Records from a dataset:
┌────────

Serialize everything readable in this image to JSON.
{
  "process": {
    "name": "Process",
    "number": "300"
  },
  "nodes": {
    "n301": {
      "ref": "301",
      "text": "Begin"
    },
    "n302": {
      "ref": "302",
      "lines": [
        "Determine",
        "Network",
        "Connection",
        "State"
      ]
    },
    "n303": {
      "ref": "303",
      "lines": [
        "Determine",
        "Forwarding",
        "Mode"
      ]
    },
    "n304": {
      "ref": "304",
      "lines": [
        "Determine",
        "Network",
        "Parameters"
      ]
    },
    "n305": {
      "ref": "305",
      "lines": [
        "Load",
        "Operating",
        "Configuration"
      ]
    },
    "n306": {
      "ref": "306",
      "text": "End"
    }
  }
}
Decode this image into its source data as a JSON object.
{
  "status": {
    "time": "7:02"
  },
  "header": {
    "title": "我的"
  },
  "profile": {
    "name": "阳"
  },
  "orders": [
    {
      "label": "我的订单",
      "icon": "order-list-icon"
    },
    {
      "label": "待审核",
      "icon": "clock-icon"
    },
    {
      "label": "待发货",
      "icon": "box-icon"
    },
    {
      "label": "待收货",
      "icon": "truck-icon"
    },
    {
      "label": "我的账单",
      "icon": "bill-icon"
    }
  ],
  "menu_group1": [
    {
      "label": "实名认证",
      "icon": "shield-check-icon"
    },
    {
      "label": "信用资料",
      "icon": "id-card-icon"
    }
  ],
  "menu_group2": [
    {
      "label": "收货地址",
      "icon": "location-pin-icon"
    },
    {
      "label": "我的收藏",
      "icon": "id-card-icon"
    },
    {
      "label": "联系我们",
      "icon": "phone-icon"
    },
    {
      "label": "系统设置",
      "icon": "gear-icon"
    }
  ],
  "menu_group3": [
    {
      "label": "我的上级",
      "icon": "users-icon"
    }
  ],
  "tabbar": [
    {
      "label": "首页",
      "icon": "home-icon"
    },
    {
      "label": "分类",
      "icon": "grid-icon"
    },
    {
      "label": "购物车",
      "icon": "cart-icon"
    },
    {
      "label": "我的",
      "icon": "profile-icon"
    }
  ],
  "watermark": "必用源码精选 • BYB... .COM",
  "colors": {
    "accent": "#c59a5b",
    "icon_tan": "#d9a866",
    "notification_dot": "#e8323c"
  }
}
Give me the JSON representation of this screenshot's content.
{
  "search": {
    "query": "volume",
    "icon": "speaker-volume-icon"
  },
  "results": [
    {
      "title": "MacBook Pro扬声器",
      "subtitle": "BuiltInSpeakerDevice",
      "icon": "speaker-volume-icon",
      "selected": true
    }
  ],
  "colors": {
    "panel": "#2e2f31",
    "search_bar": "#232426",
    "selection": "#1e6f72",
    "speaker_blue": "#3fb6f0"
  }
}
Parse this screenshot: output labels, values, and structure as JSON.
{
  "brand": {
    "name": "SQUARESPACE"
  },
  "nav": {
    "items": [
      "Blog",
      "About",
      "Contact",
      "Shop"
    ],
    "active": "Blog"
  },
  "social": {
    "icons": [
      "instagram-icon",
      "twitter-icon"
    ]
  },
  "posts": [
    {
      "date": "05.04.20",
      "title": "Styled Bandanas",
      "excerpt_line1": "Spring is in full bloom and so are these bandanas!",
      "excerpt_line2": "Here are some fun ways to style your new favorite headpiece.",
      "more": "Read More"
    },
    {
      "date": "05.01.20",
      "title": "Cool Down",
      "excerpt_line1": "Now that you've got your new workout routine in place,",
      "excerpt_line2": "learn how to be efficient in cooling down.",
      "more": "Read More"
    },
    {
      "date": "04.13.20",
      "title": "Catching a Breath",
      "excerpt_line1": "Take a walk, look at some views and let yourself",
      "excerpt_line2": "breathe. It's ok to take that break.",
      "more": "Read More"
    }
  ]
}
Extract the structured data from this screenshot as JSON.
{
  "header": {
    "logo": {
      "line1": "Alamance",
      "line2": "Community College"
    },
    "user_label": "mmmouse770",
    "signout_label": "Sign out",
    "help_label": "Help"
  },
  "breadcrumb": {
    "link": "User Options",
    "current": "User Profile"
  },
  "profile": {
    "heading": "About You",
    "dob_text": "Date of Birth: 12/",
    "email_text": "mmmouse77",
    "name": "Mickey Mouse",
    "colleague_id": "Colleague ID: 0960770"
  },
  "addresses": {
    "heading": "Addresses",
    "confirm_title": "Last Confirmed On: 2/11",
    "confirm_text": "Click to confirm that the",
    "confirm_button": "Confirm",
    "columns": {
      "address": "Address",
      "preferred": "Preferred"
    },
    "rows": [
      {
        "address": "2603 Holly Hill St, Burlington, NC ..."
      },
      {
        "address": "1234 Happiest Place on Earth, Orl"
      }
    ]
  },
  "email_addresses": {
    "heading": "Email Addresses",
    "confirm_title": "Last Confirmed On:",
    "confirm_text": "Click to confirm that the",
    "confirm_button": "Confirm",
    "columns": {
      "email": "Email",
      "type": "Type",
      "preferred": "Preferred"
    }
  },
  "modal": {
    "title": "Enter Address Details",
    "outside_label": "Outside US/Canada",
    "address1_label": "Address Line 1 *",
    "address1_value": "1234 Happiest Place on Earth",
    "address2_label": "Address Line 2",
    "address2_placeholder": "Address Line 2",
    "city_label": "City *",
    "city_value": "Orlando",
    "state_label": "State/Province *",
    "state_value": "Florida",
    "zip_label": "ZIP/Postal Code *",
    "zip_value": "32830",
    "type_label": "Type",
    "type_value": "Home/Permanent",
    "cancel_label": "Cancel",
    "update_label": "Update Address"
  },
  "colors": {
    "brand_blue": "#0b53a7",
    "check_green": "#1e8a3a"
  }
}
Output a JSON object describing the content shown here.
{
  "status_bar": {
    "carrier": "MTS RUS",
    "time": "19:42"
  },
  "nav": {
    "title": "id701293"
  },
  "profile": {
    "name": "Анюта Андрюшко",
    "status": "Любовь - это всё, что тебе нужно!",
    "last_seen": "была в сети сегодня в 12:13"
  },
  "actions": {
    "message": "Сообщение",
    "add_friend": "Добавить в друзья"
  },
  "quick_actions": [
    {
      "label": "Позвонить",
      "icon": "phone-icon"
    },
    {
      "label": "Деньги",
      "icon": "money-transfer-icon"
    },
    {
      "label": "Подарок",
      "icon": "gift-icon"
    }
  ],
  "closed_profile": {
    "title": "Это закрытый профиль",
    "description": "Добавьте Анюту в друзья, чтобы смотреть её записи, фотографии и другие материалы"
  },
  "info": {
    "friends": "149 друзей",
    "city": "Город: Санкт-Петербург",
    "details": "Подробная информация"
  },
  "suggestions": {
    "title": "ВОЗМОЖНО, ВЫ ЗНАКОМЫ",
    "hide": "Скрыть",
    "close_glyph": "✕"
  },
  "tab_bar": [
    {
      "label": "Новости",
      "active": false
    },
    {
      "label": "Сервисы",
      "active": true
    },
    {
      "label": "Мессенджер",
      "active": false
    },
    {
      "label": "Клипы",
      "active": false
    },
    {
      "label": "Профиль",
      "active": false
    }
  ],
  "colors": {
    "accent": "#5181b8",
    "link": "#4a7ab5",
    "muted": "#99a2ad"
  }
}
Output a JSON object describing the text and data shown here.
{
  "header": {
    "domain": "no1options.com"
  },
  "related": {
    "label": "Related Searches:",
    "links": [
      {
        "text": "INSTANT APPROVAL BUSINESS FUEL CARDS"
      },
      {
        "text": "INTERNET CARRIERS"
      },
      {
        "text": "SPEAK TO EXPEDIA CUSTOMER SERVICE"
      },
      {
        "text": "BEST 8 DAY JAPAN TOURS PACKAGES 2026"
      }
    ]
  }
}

└────────

*The problem:* Make an exact copy of every line in the data.

*Final result:*
Serialize everything readable in this image to JSON.
{
  "process": {
    "name": "Process",
    "number": "300"
  },
  "nodes": {
    "n301": {
      "ref": "301",
      "text": "Begin"
    },
    "n302": {
      "ref": "302",
      "lines": [
        "Determine",
        "Network",
        "Connection",
        "State"
      ]
    },
    "n303": {
      "ref": "303",
      "lines": [
        "Determine",
        "Forwarding",
        "Mode"
      ]
    },
    "n304": {
      "ref": "304",
      "lines": [
        "Determine",
        "Network",
        "Parameters"
      ]
    },
    "n305": {
      "ref": "305",
      "lines": [
        "Load",
        "Operating",
        "Configuration"
      ]
    },
    "n306": {
      "ref": "306",
      "text": "End"
    }
  }
}
Decode this image into its source data as a JSON object.
{
  "status": {
    "time": "7:02"
  },
  "header": {
    "title": "我的"
  },
  "profile": {
    "name": "阳"
  },
  "orders": [
    {
      "label": "我的订单",
      "icon": "order-list-icon"
    },
    {
      "label": "待审核",
      "icon": "clock-icon"
    },
    {
      "label": "待发货",
      "icon": "box-icon"
    },
    {
      "label": "待收货",
      "icon": "truck-icon"
    },
    {
      "label": "我的账单",
      "icon": "bill-icon"
    }
  ],
  "menu_group1": [
    {
      "label": "实名认证",
      "icon": "shield-check-icon"
    },
    {
      "label": "信用资料",
      "icon": "id-card-icon"
    }
  ],
  "menu_group2": [
    {
      "label": "收货地址",
      "icon": "location-pin-icon"
    },
    {
      "label": "我的收藏",
      "icon": "id-card-icon"
    },
    {
      "label": "联系我们",
      "icon": "phone-icon"
    },
    {
      "label": "系统设置",
      "icon": "gear-icon"
    }
  ],
  "menu_group3": [
    {
      "label": "我的上级",
      "icon": "users-icon"
    }
  ],
  "tabbar": [
    {
      "label": "首页",
      "icon": "home-icon"
    },
    {
      "label": "分类",
      "icon": "grid-icon"
    },
    {
      "label": "购物车",
      "icon": "cart-icon"
    },
    {
      "label": "我的",
      "icon": "profile-icon"
    }
  ],
  "watermark": "必用源码精选 • BYB... .COM",
  "colors": {
    "accent": "#c59a5b",
    "icon_tan": "#d9a866",
    "notification_dot": "#e8323c"
  }
}
Give me the JSON representation of this screenshot's content.
{
  "search": {
    "query": "volume",
    "icon": "speaker-volume-icon"
  },
  "results": [
    {
      "title": "MacBook Pro扬声器",
      "subtitle": "BuiltInSpeakerDevice",
      "icon": "speaker-volume-icon",
      "selected": true
    }
  ],
  "colors": {
    "panel": "#2e2f31",
    "search_bar": "#232426",
    "selection": "#1e6f72",
    "speaker_blue": "#3fb6f0"
  }
}
Parse this screenshot: output labels, values, and structure as JSON.
{
  "brand": {
    "name": "SQUARESPACE"
  },
  "nav": {
    "items": [
      "Blog",
      "About",
      "Contact",
      "Shop"
    ],
    "active": "Blog"
  },
  "social": {
    "icons": [
      "instagram-icon",
      "twitter-icon"
    ]
  },
  "posts": [
    {
      "date": "05.04.20",
      "title": "Styled Bandanas",
      "excerpt_line1": "Spring is in full bloom and so are these bandanas!",
      "excerpt_line2": "Here are some fun ways to style your new favorite headpiece.",
      "more": "Read More"
    },
    {
      "date": "05.01.20",
      "title": "Cool Down",
      "excerpt_line1": "Now that you've got your new workout routine in place,",
      "excerpt_line2": "learn how to be efficient in cooling down.",
      "more": "Read More"
    },
    {
      "date": "04.13.20",
      "title": "Catching a Breath",
      "excerpt_line1": "Take a walk, look at some views and let yourself",
      "excerpt_line2": "breathe. It's ok to take that break.",
      "more": "Read More"
    }
  ]
}
Extract the structured data from this screenshot as JSON.
{
  "header": {
    "logo": {
      "line1": "Alamance",
      "line2": "Community College"
    },
    "user_label": "mmmouse770",
    "signout_label": "Sign out",
    "help_label": "Help"
  },
  "breadcrumb": {
    "link": "User Options",
    "current": "User Profile"
  },
  "profile": {
    "heading": "About You",
    "dob_text": "Date of Birth: 12/",
    "email_text": "mmmouse77",
    "name": "Mickey Mouse",
    "colleague_id": "Colleague ID: 0960770"
  },
  "addresses": {
    "heading": "Addresses",
    "confirm_title": "Last Confirmed On: 2/11",
    "confirm_text": "Click to confirm that the",
    "confirm_button": "Confirm",
    "columns": {
      "address": "Address",
      "preferred": "Preferred"
    },
    "rows": [
      {
        "address": "2603 Holly Hill St, Burlington, NC ..."
      },
      {
        "address": "1234 Happiest Place on Earth, Orl"
      }
    ]
  },
  "email_addresses": {
    "heading": "Email Addresses",
    "confirm_title": "Last Confirmed On:",
    "confirm_text": "Click to confirm that the",
    "confirm_button": "Confirm",
    "columns": {
      "email": "Email",
      "type": "Type",
      "preferred": "Preferred"
    }
  },
  "modal": {
    "title": "Enter Address Details",
    "outside_label": "Outside US/Canada",
    "address1_label": "Address Line 1 *",
    "address1_value": "1234 Happiest Place on Earth",
    "address2_label": "Address Line 2",
    "address2_placeholder": "Address Line 2",
    "city_label": "City *",
    "city_value": "Orlando",
    "state_label": "State/Province *",
    "state_value": "Florida",
    "zip_label": "ZIP/Postal Code *",
    "zip_value": "32830",
    "type_label": "Type",
    "type_value": "Home/Permanent",
    "cancel_label": "Cancel",
    "update_label": "Update Address"
  },
  "colors": {
    "brand_blue": "#0b53a7",
    "check_green": "#1e8a3a"
  }
}
Output a JSON object describing the content shown here.
{
  "status_bar": {
    "carrier": "MTS RUS",
    "time": "19:42"
  },
  "nav": {
    "title": "id701293"
  },
  "profile": {
    "name": "Анюта Андрюшко",
    "status": "Любовь - это всё, что тебе нужно!",
    "last_seen": "была в сети сегодня в 12:13"
  },
  "actions": {
    "message": "Сообщение",
    "add_friend": "Добавить в друзья"
  },
  "quick_actions": [
    {
      "label": "Позвонить",
      "icon": "phone-icon"
    },
    {
      "label": "Деньги",
      "icon": "money-transfer-icon"
    },
    {
      "label": "Подарок",
      "icon": "gift-icon"
    }
  ],
  "closed_profile": {
    "title": "Это закрытый профиль",
    "description": "Добавьте Анюту в друзья, чтобы смотреть её записи, фотографии и другие материалы"
  },
  "info": {
    "friends": "149 друзей",
    "city": "Город: Санкт-Петербург",
    "details": "Подробная информация"
  },
  "suggestions": {
    "title": "ВОЗМОЖНО, ВЫ ЗНАКОМЫ",
    "hide": "Скрыть",
    "close_glyph": "✕"
  },
  "tab_bar": [
    {
      "label": "Новости",
      "active": false
    },
    {
      "label": "Сервисы",
      "active": true
    },
    {
      "label": "Мессенджер",
      "active": false
    },
    {
      "label": "Клипы",
      "active": false
    },
    {
      "label": "Профиль",
      "active": false
    }
  ],
  "colors": {
    "accent": "#5181b8",
    "link": "#4a7ab5",
    "muted": "#99a2ad"
  }
}
Output a JSON object describing the text and data shown here.
{
  "header": {
    "domain": "no1options.com"
  },
  "related": {
    "label": "Related Searches:",
    "links": [
      {
        "text": "INSTANT APPROVAL BUSINESS FUEL CARDS"
      },
      {
        "text": "INTERNET CARRIERS"
      },
      {
        "text": "SPEAK TO EXPEDIA CUSTOMER SERVICE"
      },
      {
        "text": "BEST 8 DAY JAPAN TOURS PACKAGES 2026"
      }
    ]
  }
}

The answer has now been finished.